──────── Extracted information ────────

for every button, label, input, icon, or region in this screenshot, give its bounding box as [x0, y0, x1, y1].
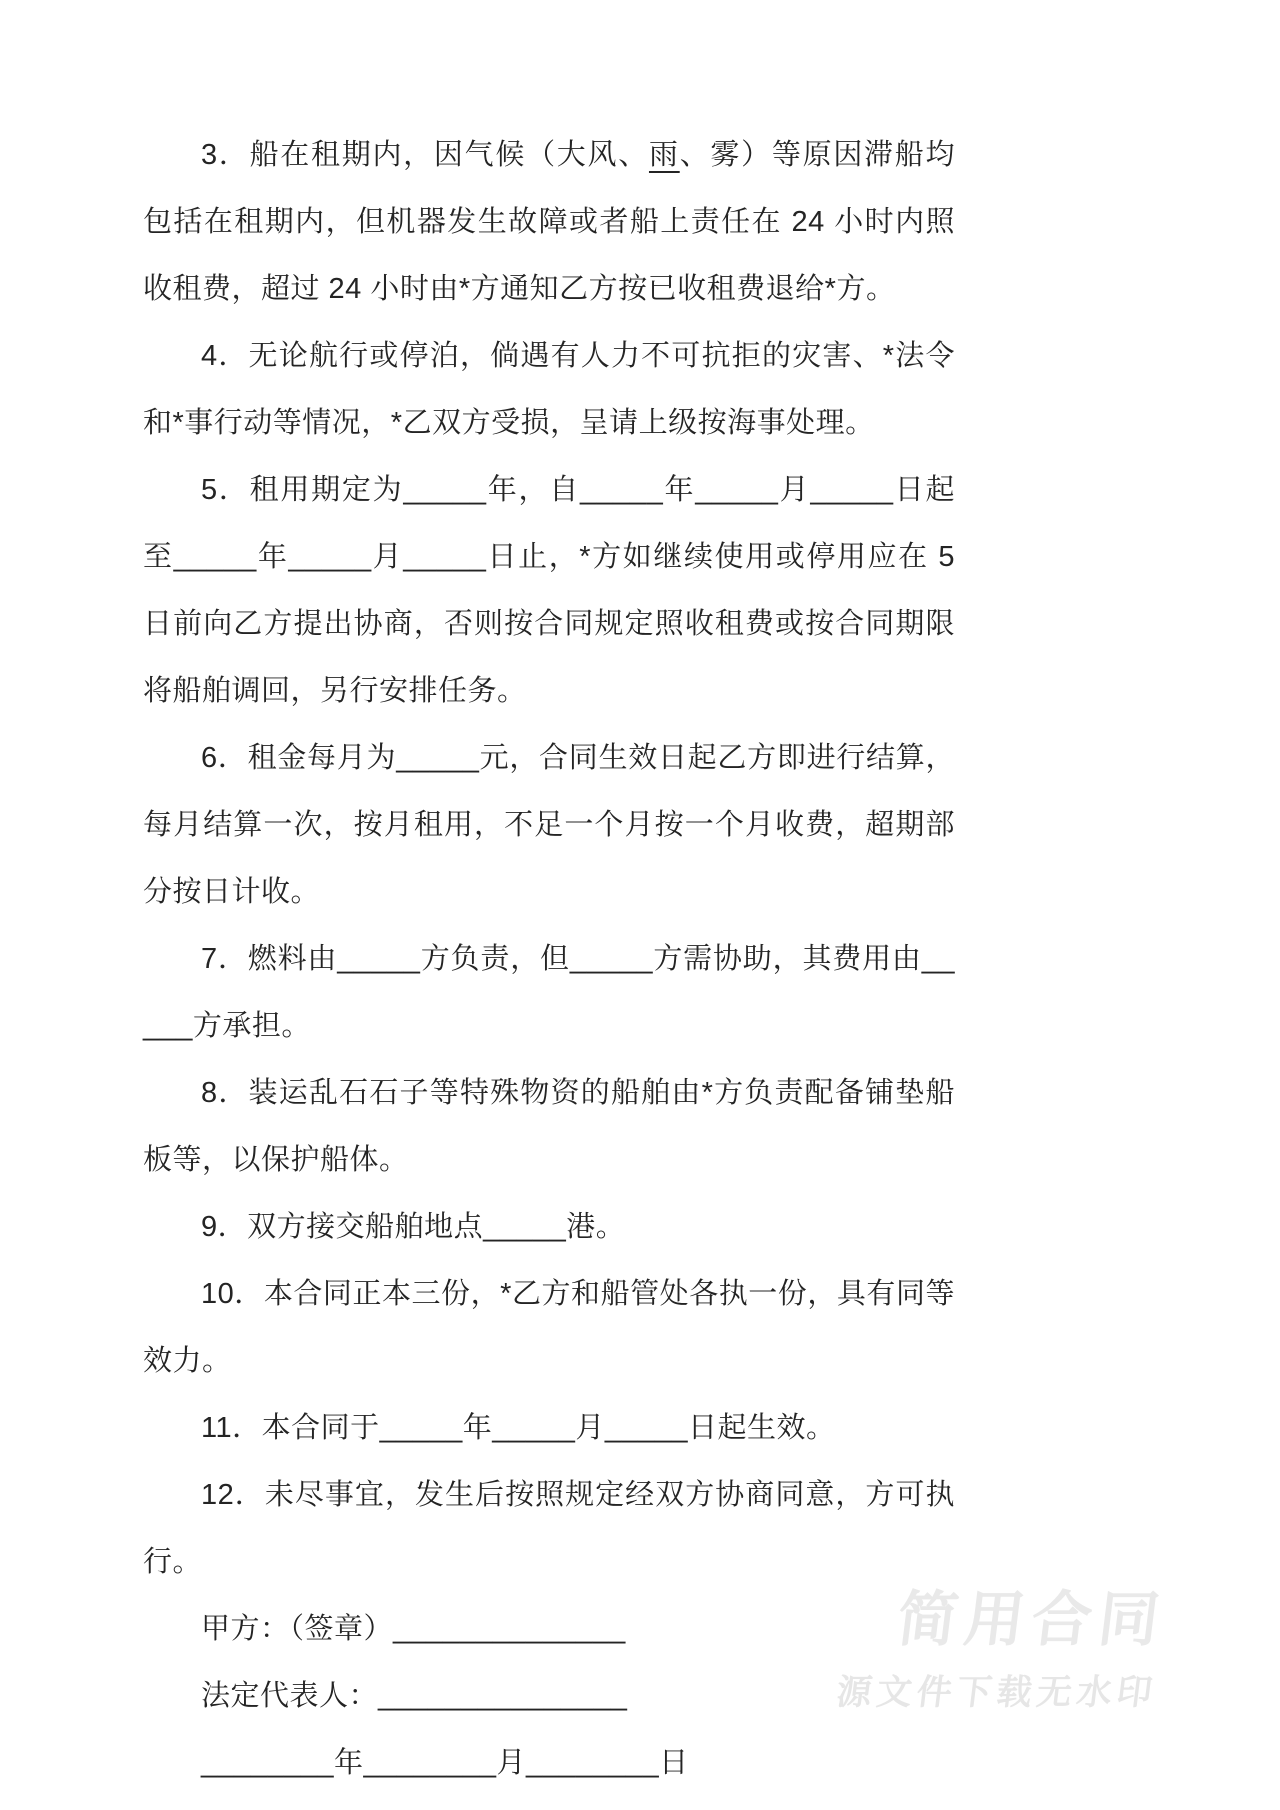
text-run: 法定代表人：_______________ [201, 1680, 627, 1712]
text-run: 11．本合同于_____年_____月_____日起生效。 [201, 1412, 836, 1444]
underlined-text: 雨 [649, 139, 680, 171]
watermark: 简用合同 源文件下载无水印 [834, 1588, 1169, 1712]
text-run: 甲方：（签章）______________ [201, 1613, 626, 1645]
clause-8: 8．装运乱石石子等特殊物资的船舶由*方负责配备铺垫船板等，以保护船体。 [143, 1060, 955, 1194]
clause-7: 7．燃料由_____方负责，但_____方需协助，其费用由_____方承担。 [143, 926, 955, 1060]
text-run: 12．未尽事宜，发生后按照规定经双方协商同意，方可执行。 [143, 1479, 955, 1578]
contract-body: 3．船在租期内，因气候（大风、雨、雾）等原因滞船均包括在租期内，但机器发生故障或… [143, 122, 955, 1797]
clause-11: 11．本合同于_____年_____月_____日起生效。 [143, 1395, 955, 1462]
clause-3: 3．船在租期内，因气候（大风、雨、雾）等原因滞船均包括在租期内，但机器发生故障或… [143, 122, 955, 323]
clause-10: 10．本合同正本三份，*乙方和船管处各执一份，具有同等效力。 [143, 1261, 955, 1395]
text-run: 3．船在租期内，因气候（大风、 [201, 139, 649, 171]
text-run: 6．租金每月为_____元，合同生效日起乙方即进行结算，每月结算一次，按月租用，… [143, 742, 955, 908]
clause-12: 12．未尽事宜，发生后按照规定经双方协商同意，方可执行。 [143, 1462, 955, 1596]
legal-representative-line: 法定代表人：_______________ [143, 1663, 955, 1730]
document-page: 3．船在租期内，因气候（大风、雨、雾）等原因滞船均包括在租期内，但机器发生故障或… [0, 0, 1280, 1810]
text-run: 8．装运乱石石子等特殊物资的船舶由*方负责配备铺垫船板等，以保护船体。 [143, 1077, 955, 1176]
watermark-brand-text: 简用合同 [842, 1588, 1170, 1652]
text-run: 10．本合同正本三份，*乙方和船管处各执一份，具有同等效力。 [143, 1278, 955, 1377]
party-a-signature-line: 甲方：（签章）______________ [143, 1596, 955, 1663]
text-run: ________年________月________日 [201, 1747, 689, 1779]
text-run: 9．双方接交船舶地点_____港。 [201, 1211, 625, 1243]
clause-6: 6．租金每月为_____元，合同生效日起乙方即进行结算，每月结算一次，按月租用，… [143, 725, 955, 926]
clause-9: 9．双方接交船舶地点_____港。 [143, 1194, 955, 1261]
date-line: ________年________月________日 [143, 1730, 955, 1797]
text-run: 5．租用期定为_____年，自_____年_____月_____日起至_____… [143, 474, 955, 707]
text-run: 4．无论航行或停泊，倘遇有人力不可抗拒的灾害、*法令和*事行动等情况，*乙双方受… [143, 340, 955, 439]
text-run: 7．燃料由_____方负责，但_____方需协助，其费用由_____方承担。 [143, 943, 955, 1042]
clause-4: 4．无论航行或停泊，倘遇有人力不可抗拒的灾害、*法令和*事行动等情况，*乙双方受… [143, 323, 955, 457]
watermark-tagline-text: 源文件下载无水印 [834, 1674, 1159, 1712]
clause-5: 5．租用期定为_____年，自_____年_____月_____日起至_____… [143, 457, 955, 725]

────────

Your instructions = Copy all of the lines above character for character, and leave the picture out of your copy.

Completed task =
for every button, label, input, icon, or region in this screenshot, give its bounding box as [x0, y0, x1, y1].
text-run: 法定代表人：_______________ [201, 1680, 627, 1712]
text-run: 11．本合同于_____年_____月_____日起生效。 [201, 1412, 836, 1444]
underlined-text: 雨 [649, 139, 680, 171]
watermark: 简用合同 源文件下载无水印 [834, 1588, 1169, 1712]
text-run: 甲方：（签章）______________ [201, 1613, 626, 1645]
clause-8: 8．装运乱石石子等特殊物资的船舶由*方负责配备铺垫船板等，以保护船体。 [143, 1060, 955, 1194]
clause-7: 7．燃料由_____方负责，但_____方需协助，其费用由_____方承担。 [143, 926, 955, 1060]
text-run: 12．未尽事宜，发生后按照规定经双方协商同意，方可执行。 [143, 1479, 955, 1578]
contract-body: 3．船在租期内，因气候（大风、雨、雾）等原因滞船均包括在租期内，但机器发生故障或… [143, 122, 955, 1797]
clause-11: 11．本合同于_____年_____月_____日起生效。 [143, 1395, 955, 1462]
clause-3: 3．船在租期内，因气候（大风、雨、雾）等原因滞船均包括在租期内，但机器发生故障或… [143, 122, 955, 323]
clause-10: 10．本合同正本三份，*乙方和船管处各执一份，具有同等效力。 [143, 1261, 955, 1395]
text-run: 3．船在租期内，因气候（大风、 [201, 139, 649, 171]
text-run: 6．租金每月为_____元，合同生效日起乙方即进行结算，每月结算一次，按月租用，… [143, 742, 955, 908]
clause-12: 12．未尽事宜，发生后按照规定经双方协商同意，方可执行。 [143, 1462, 955, 1596]
legal-representative-line: 法定代表人：_______________ [143, 1663, 955, 1730]
document-page: 3．船在租期内，因气候（大风、雨、雾）等原因滞船均包括在租期内，但机器发生故障或… [0, 0, 1280, 1810]
text-run: 8．装运乱石石子等特殊物资的船舶由*方负责配备铺垫船板等，以保护船体。 [143, 1077, 955, 1176]
watermark-brand-text: 简用合同 [842, 1588, 1170, 1652]
text-run: 10．本合同正本三份，*乙方和船管处各执一份，具有同等效力。 [143, 1278, 955, 1377]
party-a-signature-line: 甲方：（签章）______________ [143, 1596, 955, 1663]
text-run: ________年________月________日 [201, 1747, 689, 1779]
text-run: 9．双方接交船舶地点_____港。 [201, 1211, 625, 1243]
clause-6: 6．租金每月为_____元，合同生效日起乙方即进行结算，每月结算一次，按月租用，… [143, 725, 955, 926]
clause-9: 9．双方接交船舶地点_____港。 [143, 1194, 955, 1261]
date-line: ________年________月________日 [143, 1730, 955, 1797]
text-run: 5．租用期定为_____年，自_____年_____月_____日起至_____… [143, 474, 955, 707]
text-run: 4．无论航行或停泊，倘遇有人力不可抗拒的灾害、*法令和*事行动等情况，*乙双方受… [143, 340, 955, 439]
text-run: 7．燃料由_____方负责，但_____方需协助，其费用由_____方承担。 [143, 943, 955, 1042]
clause-4: 4．无论航行或停泊，倘遇有人力不可抗拒的灾害、*法令和*事行动等情况，*乙双方受… [143, 323, 955, 457]
watermark-tagline-text: 源文件下载无水印 [834, 1674, 1159, 1712]
clause-5: 5．租用期定为_____年，自_____年_____月_____日起至_____… [143, 457, 955, 725]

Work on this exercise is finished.